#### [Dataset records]
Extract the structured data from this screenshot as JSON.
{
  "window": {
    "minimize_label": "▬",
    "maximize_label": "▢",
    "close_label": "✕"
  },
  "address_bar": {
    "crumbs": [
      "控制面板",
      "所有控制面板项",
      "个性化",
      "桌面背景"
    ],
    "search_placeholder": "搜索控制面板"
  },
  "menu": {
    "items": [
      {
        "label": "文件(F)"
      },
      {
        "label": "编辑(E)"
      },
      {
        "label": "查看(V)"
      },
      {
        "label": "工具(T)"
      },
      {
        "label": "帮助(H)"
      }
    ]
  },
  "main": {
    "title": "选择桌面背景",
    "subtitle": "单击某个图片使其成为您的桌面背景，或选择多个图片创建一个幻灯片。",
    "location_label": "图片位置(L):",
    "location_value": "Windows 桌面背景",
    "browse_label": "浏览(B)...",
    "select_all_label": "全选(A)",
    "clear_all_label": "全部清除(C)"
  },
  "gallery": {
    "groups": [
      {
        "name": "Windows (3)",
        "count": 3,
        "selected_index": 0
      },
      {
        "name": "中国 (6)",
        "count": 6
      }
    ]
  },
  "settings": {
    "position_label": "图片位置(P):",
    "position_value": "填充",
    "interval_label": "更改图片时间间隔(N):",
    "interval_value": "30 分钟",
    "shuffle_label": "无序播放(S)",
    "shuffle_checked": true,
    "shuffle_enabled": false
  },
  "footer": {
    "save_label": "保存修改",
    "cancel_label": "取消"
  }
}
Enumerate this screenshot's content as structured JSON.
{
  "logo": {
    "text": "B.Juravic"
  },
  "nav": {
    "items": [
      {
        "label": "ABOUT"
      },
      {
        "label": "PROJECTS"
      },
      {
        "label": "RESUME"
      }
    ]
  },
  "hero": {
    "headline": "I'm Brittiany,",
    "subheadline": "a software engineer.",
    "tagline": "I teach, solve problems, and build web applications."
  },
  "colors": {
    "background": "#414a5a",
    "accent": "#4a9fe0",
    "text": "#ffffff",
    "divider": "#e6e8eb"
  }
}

#### [What this task involves]
Each line of the material above must be retyped precisely.

#### [Reply to the exercise]
Extract the structured data from this screenshot as JSON.
{
  "window": {
    "minimize_label": "▬",
    "maximize_label": "▢",
    "close_label": "✕"
  },
  "address_bar": {
    "crumbs": [
      "控制面板",
      "所有控制面板项",
      "个性化",
      "桌面背景"
    ],
    "search_placeholder": "搜索控制面板"
  },
  "menu": {
    "items": [
      {
        "label": "文件(F)"
      },
      {
        "label": "编辑(E)"
      },
      {
        "label": "查看(V)"
      },
      {
        "label": "工具(T)"
      },
      {
        "label": "帮助(H)"
      }
    ]
  },
  "main": {
    "title": "选择桌面背景",
    "subtitle": "单击某个图片使其成为您的桌面背景，或选择多个图片创建一个幻灯片。",
    "location_label": "图片位置(L):",
    "location_value": "Windows 桌面背景",
    "browse_label": "浏览(B)...",
    "select_all_label": "全选(A)",
    "clear_all_label": "全部清除(C)"
  },
  "gallery": {
    "groups": [
      {
        "name": "Windows (3)",
        "count": 3,
        "selected_index": 0
      },
      {
        "name": "中国 (6)",
        "count": 6
      }
    ]
  },
  "settings": {
    "position_label": "图片位置(P):",
    "position_value": "填充",
    "interval_label": "更改图片时间间隔(N):",
    "interval_value": "30 分钟",
    "shuffle_label": "无序播放(S)",
    "shuffle_checked": true,
    "shuffle_enabled": false
  },
  "footer": {
    "save_label": "保存修改",
    "cancel_label": "取消"
  }
}
Enumerate this screenshot's content as structured JSON.
{
  "logo": {
    "text": "B.Juravic"
  },
  "nav": {
    "items": [
      {
        "label": "ABOUT"
      },
      {
        "label": "PROJECTS"
      },
      {
        "label": "RESUME"
      }
    ]
  },
  "hero": {
    "headline": "I'm Brittiany,",
    "subheadline": "a software engineer.",
    "tagline": "I teach, solve problems, and build web applications."
  },
  "colors": {
    "background": "#414a5a",
    "accent": "#4a9fe0",
    "text": "#ffffff",
    "divider": "#e6e8eb"
  }
}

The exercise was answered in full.